Challenge: Quote the listing below in its entirety.

Record extracts:

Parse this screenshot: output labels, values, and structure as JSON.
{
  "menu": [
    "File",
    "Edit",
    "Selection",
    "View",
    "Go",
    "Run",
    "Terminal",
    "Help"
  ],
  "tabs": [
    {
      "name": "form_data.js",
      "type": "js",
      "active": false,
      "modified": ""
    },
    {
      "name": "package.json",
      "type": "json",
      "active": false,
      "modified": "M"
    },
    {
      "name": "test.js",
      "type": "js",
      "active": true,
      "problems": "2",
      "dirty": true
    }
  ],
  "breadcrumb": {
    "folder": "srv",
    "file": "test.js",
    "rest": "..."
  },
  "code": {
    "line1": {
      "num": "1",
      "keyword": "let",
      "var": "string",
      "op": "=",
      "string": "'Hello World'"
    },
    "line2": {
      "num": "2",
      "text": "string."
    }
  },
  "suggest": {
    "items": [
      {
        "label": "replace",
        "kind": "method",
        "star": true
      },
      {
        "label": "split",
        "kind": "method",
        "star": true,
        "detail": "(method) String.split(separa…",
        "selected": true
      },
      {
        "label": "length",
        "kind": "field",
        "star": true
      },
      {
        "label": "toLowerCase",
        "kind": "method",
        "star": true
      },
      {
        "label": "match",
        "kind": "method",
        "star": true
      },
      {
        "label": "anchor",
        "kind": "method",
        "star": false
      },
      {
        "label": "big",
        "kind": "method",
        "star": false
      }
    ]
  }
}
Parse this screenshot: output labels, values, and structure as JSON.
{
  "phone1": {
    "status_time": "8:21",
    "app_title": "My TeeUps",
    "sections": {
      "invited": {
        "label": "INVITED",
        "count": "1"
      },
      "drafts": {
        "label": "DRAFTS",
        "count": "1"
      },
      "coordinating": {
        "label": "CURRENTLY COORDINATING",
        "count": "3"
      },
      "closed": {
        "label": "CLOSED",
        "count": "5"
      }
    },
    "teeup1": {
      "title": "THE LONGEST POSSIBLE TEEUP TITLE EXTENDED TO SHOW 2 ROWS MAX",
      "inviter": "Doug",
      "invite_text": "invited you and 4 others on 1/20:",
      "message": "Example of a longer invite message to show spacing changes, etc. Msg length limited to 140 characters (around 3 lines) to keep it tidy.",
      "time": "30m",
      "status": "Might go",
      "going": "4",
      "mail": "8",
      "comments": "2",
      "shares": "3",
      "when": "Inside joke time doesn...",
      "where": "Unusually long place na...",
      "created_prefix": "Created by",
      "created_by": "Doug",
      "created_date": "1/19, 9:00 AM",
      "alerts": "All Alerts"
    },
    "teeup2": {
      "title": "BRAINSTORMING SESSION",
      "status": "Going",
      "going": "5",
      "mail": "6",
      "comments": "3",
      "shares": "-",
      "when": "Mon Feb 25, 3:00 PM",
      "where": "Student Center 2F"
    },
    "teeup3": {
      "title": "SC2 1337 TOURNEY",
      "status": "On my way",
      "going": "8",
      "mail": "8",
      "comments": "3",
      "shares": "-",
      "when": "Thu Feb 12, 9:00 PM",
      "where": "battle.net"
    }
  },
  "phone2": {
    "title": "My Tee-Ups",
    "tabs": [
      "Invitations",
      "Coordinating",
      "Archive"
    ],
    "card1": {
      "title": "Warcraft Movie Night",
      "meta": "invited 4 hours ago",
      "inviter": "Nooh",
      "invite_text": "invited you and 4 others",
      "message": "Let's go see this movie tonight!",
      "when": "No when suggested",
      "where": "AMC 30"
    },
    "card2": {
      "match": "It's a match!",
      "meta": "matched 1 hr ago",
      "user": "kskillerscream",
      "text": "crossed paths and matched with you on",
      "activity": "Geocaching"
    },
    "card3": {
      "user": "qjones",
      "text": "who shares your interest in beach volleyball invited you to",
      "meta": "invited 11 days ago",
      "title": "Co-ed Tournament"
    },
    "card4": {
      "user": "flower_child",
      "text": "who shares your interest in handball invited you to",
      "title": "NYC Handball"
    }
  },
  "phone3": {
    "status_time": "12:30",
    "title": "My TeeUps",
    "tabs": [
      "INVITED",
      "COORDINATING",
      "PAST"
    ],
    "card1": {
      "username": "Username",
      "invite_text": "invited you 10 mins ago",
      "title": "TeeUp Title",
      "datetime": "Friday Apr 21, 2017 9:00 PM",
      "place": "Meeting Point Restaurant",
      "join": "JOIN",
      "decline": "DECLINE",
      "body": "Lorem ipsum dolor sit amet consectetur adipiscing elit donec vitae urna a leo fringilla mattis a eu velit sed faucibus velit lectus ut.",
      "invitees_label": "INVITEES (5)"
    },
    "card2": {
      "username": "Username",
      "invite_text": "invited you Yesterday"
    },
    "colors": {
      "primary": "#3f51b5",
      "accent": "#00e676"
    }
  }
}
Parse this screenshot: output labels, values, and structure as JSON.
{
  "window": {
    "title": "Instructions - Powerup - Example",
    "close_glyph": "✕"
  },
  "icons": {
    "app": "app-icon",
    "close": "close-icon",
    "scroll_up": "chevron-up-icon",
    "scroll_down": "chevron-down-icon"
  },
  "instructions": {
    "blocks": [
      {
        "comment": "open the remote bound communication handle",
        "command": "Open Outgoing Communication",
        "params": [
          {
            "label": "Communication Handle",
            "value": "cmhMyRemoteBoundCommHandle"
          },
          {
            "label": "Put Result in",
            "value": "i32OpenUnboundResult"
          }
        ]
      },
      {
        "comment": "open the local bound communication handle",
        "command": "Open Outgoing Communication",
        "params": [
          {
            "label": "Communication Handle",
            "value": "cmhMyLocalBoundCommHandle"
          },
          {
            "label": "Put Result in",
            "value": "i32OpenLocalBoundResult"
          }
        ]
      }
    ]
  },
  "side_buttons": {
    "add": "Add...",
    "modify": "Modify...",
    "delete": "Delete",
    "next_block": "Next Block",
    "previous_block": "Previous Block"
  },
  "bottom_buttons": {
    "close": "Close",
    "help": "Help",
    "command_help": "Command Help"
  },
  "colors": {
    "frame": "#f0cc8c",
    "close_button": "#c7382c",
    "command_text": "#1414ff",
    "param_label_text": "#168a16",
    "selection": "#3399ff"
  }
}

Final answer:
Parse this screenshot: output labels, values, and structure as JSON.
{
  "menu": [
    "File",
    "Edit",
    "Selection",
    "View",
    "Go",
    "Run",
    "Terminal",
    "Help"
  ],
  "tabs": [
    {
      "name": "form_data.js",
      "type": "js",
      "active": false,
      "modified": ""
    },
    {
      "name": "package.json",
      "type": "json",
      "active": false,
      "modified": "M"
    },
    {
      "name": "test.js",
      "type": "js",
      "active": true,
      "problems": "2",
      "dirty": true
    }
  ],
  "breadcrumb": {
    "folder": "srv",
    "file": "test.js",
    "rest": "..."
  },
  "code": {
    "line1": {
      "num": "1",
      "keyword": "let",
      "var": "string",
      "op": "=",
      "string": "'Hello World'"
    },
    "line2": {
      "num": "2",
      "text": "string."
    }
  },
  "suggest": {
    "items": [
      {
        "label": "replace",
        "kind": "method",
        "star": true
      },
      {
        "label": "split",
        "kind": "method",
        "star": true,
        "detail": "(method) String.split(separa…",
        "selected": true
      },
      {
        "label": "length",
        "kind": "field",
        "star": true
      },
      {
        "label": "toLowerCase",
        "kind": "method",
        "star": true
      },
      {
        "label": "match",
        "kind": "method",
        "star": true
      },
      {
        "label": "anchor",
        "kind": "method",
        "star": false
      },
      {
        "label": "big",
        "kind": "method",
        "star": false
      }
    ]
  }
}
Parse this screenshot: output labels, values, and structure as JSON.
{
  "phone1": {
    "status_time": "8:21",
    "app_title": "My TeeUps",
    "sections": {
      "invited": {
        "label": "INVITED",
        "count": "1"
      },
      "drafts": {
        "label": "DRAFTS",
        "count": "1"
      },
      "coordinating": {
        "label": "CURRENTLY COORDINATING",
        "count": "3"
      },
      "closed": {
        "label": "CLOSED",
        "count": "5"
      }
    },
    "teeup1": {
      "title": "THE LONGEST POSSIBLE TEEUP TITLE EXTENDED TO SHOW 2 ROWS MAX",
      "inviter": "Doug",
      "invite_text": "invited you and 4 others on 1/20:",
      "message": "Example of a longer invite message to show spacing changes, etc. Msg length limited to 140 characters (around 3 lines) to keep it tidy.",
      "time": "30m",
      "status": "Might go",
      "going": "4",
      "mail": "8",
      "comments": "2",
      "shares": "3",
      "when": "Inside joke time doesn...",
      "where": "Unusually long place na...",
      "created_prefix": "Created by",
      "created_by": "Doug",
      "created_date": "1/19, 9:00 AM",
      "alerts": "All Alerts"
    },
    "teeup2": {
      "title": "BRAINSTORMING SESSION",
      "status": "Going",
      "going": "5",
      "mail": "6",
      "comments": "3",
      "shares": "-",
      "when": "Mon Feb 25, 3:00 PM",
      "where": "Student Center 2F"
    },
    "teeup3": {
      "title": "SC2 1337 TOURNEY",
      "status": "On my way",
      "going": "8",
      "mail": "8",
      "comments": "3",
      "shares": "-",
      "when": "Thu Feb 12, 9:00 PM",
      "where": "battle.net"
    }
  },
  "phone2": {
    "title": "My Tee-Ups",
    "tabs": [
      "Invitations",
      "Coordinating",
      "Archive"
    ],
    "card1": {
      "title": "Warcraft Movie Night",
      "meta": "invited 4 hours ago",
      "inviter": "Nooh",
      "invite_text": "invited you and 4 others",
      "message": "Let's go see this movie tonight!",
      "when": "No when suggested",
      "where": "AMC 30"
    },
    "card2": {
      "match": "It's a match!",
      "meta": "matched 1 hr ago",
      "user": "kskillerscream",
      "text": "crossed paths and matched with you on",
      "activity": "Geocaching"
    },
    "card3": {
      "user": "qjones",
      "text": "who shares your interest in beach volleyball invited you to",
      "meta": "invited 11 days ago",
      "title": "Co-ed Tournament"
    },
    "card4": {
      "user": "flower_child",
      "text": "who shares your interest in handball invited you to",
      "title": "NYC Handball"
    }
  },
  "phone3": {
    "status_time": "12:30",
    "title": "My TeeUps",
    "tabs": [
      "INVITED",
      "COORDINATING",
      "PAST"
    ],
    "card1": {
      "username": "Username",
      "invite_text": "invited you 10 mins ago",
      "title": "TeeUp Title",
      "datetime": "Friday Apr 21, 2017 9:00 PM",
      "place": "Meeting Point Restaurant",
      "join": "JOIN",
      "decline": "DECLINE",
      "body": "Lorem ipsum dolor sit amet consectetur adipiscing elit donec vitae urna a leo fringilla mattis a eu velit sed faucibus velit lectus ut.",
      "invitees_label": "INVITEES (5)"
    },
    "card2": {
      "username": "Username",
      "invite_text": "invited you Yesterday"
    },
    "colors": {
      "primary": "#3f51b5",
      "accent": "#00e676"
    }
  }
}
Parse this screenshot: output labels, values, and structure as JSON.
{
  "window": {
    "title": "Instructions - Powerup - Example",
    "close_glyph": "✕"
  },
  "icons": {
    "app": "app-icon",
    "close": "close-icon",
    "scroll_up": "chevron-up-icon",
    "scroll_down": "chevron-down-icon"
  },
  "instructions": {
    "blocks": [
      {
        "comment": "open the remote bound communication handle",
        "command": "Open Outgoing Communication",
        "params": [
          {
            "label": "Communication Handle",
            "value": "cmhMyRemoteBoundCommHandle"
          },
          {
            "label": "Put Result in",
            "value": "i32OpenUnboundResult"
          }
        ]
      },
      {
        "comment": "open the local bound communication handle",
        "command": "Open Outgoing Communication",
        "params": [
          {
            "label": "Communication Handle",
            "value": "cmhMyLocalBoundCommHandle"
          },
          {
            "label": "Put Result in",
            "value": "i32OpenLocalBoundResult"
          }
        ]
      }
    ]
  },
  "side_buttons": {
    "add": "Add...",
    "modify": "Modify...",
    "delete": "Delete",
    "next_block": "Next Block",
    "previous_block": "Previous Block"
  },
  "bottom_buttons": {
    "close": "Close",
    "help": "Help",
    "command_help": "Command Help"
  },
  "colors": {
    "frame": "#f0cc8c",
    "close_button": "#c7382c",
    "command_text": "#1414ff",
    "param_label_text": "#168a16",
    "selection": "#3399ff"
  }
}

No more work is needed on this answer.